__Task data__.
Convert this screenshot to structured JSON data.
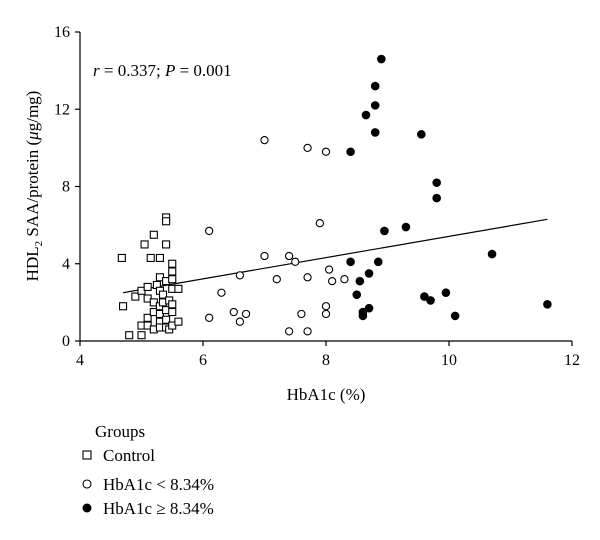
{
  "chart_data": {
    "type": "scatter",
    "annotation": {
      "r_label": "r",
      "r_value": " = 0.337; ",
      "p_label": "P",
      "p_value": " = 0.001"
    },
    "xlabel": "HbA1c (%)",
    "ylabel": {
      "prefix": "HDL",
      "subscript": "2",
      "middle": " SAA/protein (",
      "mu": "μ",
      "suffix": "g/mg)"
    },
    "xlim": [
      4,
      12
    ],
    "ylim": [
      0,
      16
    ],
    "xticks": [
      "4",
      "6",
      "8",
      "10",
      "12"
    ],
    "yticks": [
      "0",
      "4",
      "8",
      "12",
      "16"
    ],
    "legend": {
      "title": "Groups",
      "position": "bottom-left",
      "entries": [
        "Control",
        "HbA1c < 8.34%",
        "HbA1c ≥ 8.34%"
      ]
    },
    "trendline": {
      "x": [
        4.7,
        11.6
      ],
      "y": [
        2.5,
        6.3
      ]
    },
    "series": [
      {
        "name": "Control",
        "marker": "square-open",
        "points": [
          [
            4.68,
            4.3
          ],
          [
            4.7,
            1.8
          ],
          [
            4.8,
            0.3
          ],
          [
            4.9,
            2.3
          ],
          [
            5.0,
            2.6
          ],
          [
            5.0,
            0.8
          ],
          [
            5.0,
            0.3
          ],
          [
            5.05,
            5.0
          ],
          [
            5.1,
            2.8
          ],
          [
            5.1,
            2.2
          ],
          [
            5.1,
            1.2
          ],
          [
            5.1,
            0.8
          ],
          [
            5.15,
            4.3
          ],
          [
            5.2,
            5.5
          ],
          [
            5.2,
            2.0
          ],
          [
            5.2,
            1.5
          ],
          [
            5.2,
            0.6
          ],
          [
            5.25,
            2.9
          ],
          [
            5.3,
            4.3
          ],
          [
            5.3,
            3.3
          ],
          [
            5.3,
            2.6
          ],
          [
            5.3,
            1.8
          ],
          [
            5.3,
            1.4
          ],
          [
            5.3,
            1.0
          ],
          [
            5.3,
            0.7
          ],
          [
            5.35,
            2.4
          ],
          [
            5.35,
            2.0
          ],
          [
            5.4,
            6.4
          ],
          [
            5.4,
            6.2
          ],
          [
            5.4,
            5.0
          ],
          [
            5.4,
            3.1
          ],
          [
            5.4,
            1.6
          ],
          [
            5.4,
            1.1
          ],
          [
            5.4,
            0.7
          ],
          [
            5.45,
            2.1
          ],
          [
            5.45,
            0.6
          ],
          [
            5.5,
            4.0
          ],
          [
            5.5,
            3.6
          ],
          [
            5.5,
            3.2
          ],
          [
            5.5,
            2.7
          ],
          [
            5.5,
            1.9
          ],
          [
            5.5,
            1.5
          ],
          [
            5.5,
            0.8
          ],
          [
            5.6,
            2.7
          ],
          [
            5.6,
            1.0
          ]
        ]
      },
      {
        "name": "HbA1c < 8.34%",
        "marker": "circle-open",
        "points": [
          [
            6.1,
            5.7
          ],
          [
            6.1,
            1.2
          ],
          [
            6.3,
            2.5
          ],
          [
            6.5,
            1.5
          ],
          [
            6.6,
            3.4
          ],
          [
            6.6,
            1.0
          ],
          [
            6.7,
            1.4
          ],
          [
            7.0,
            10.4
          ],
          [
            7.0,
            4.4
          ],
          [
            7.2,
            3.2
          ],
          [
            7.4,
            4.4
          ],
          [
            7.4,
            0.5
          ],
          [
            7.5,
            4.1
          ],
          [
            7.6,
            1.4
          ],
          [
            7.7,
            10.0
          ],
          [
            7.7,
            3.3
          ],
          [
            7.7,
            0.5
          ],
          [
            7.9,
            6.1
          ],
          [
            8.0,
            9.8
          ],
          [
            8.0,
            1.8
          ],
          [
            8.0,
            1.4
          ],
          [
            8.05,
            3.7
          ],
          [
            8.1,
            3.1
          ],
          [
            8.3,
            3.2
          ]
        ]
      },
      {
        "name": "HbA1c ≥ 8.34%",
        "marker": "circle-filled",
        "points": [
          [
            8.4,
            4.1
          ],
          [
            8.4,
            9.8
          ],
          [
            8.5,
            2.4
          ],
          [
            8.55,
            3.1
          ],
          [
            8.6,
            1.5
          ],
          [
            8.6,
            1.3
          ],
          [
            8.65,
            11.7
          ],
          [
            8.7,
            3.5
          ],
          [
            8.7,
            1.7
          ],
          [
            8.8,
            13.2
          ],
          [
            8.8,
            12.2
          ],
          [
            8.8,
            10.8
          ],
          [
            8.85,
            4.1
          ],
          [
            8.9,
            14.6
          ],
          [
            8.95,
            5.7
          ],
          [
            9.3,
            5.9
          ],
          [
            9.55,
            10.7
          ],
          [
            9.6,
            2.3
          ],
          [
            9.7,
            2.1
          ],
          [
            9.8,
            8.2
          ],
          [
            9.8,
            7.4
          ],
          [
            9.95,
            2.5
          ],
          [
            10.1,
            1.3
          ],
          [
            10.7,
            4.5
          ],
          [
            11.6,
            1.9
          ]
        ]
      }
    ]
  }
}
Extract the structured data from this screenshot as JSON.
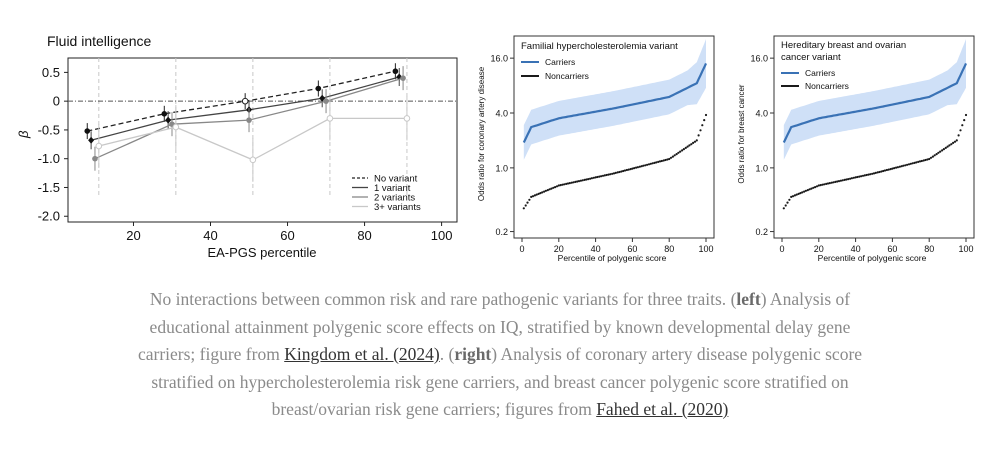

__How to complete this task__. Only lines that include "screenshot" belong in the answer; return them from the entries above.

__Answer to the exercise__.
Convert this screenshot to structured JSON data.
Extract the structured data from this screenshot as JSON.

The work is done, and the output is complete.